To be done ->
Repeat all of the data precisely.

─── Excerpted records

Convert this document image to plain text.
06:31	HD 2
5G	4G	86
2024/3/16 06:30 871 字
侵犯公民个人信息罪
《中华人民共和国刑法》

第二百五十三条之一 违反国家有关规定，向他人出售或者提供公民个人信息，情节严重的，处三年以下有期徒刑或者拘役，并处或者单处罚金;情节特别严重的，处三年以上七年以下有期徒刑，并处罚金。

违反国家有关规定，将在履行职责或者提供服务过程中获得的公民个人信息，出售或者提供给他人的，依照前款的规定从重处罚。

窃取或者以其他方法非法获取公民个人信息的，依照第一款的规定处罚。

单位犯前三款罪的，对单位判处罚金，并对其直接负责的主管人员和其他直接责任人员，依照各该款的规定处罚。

──────

Answer to the exercise ->
Convert this document image to plain text.
06:31	HD 2
5G	4G	86
2024/3/16 06:30 871 字
侵犯公民个人信息罪
《中华人民共和国刑法》

第二百五十三条之一 违反国家有关规定，向他人出售或者提供公民个人信息，情节严重的，处三年以下有期徒刑或者拘役，并处或者单处罚金;情节特别严重的，处三年以上七年以下有期徒刑，并处罚金。

违反国家有关规定，将在履行职责或者提供服务过程中获得的公民个人信息，出售或者提供给他人的，依照前款的规定从重处罚。

窃取或者以其他方法非法获取公民个人信息的，依照第一款的规定处罚。

单位犯前三款罪的，对单位判处罚金，并对其直接负责的主管人员和其他直接责任人员，依照各该款的规定处罚。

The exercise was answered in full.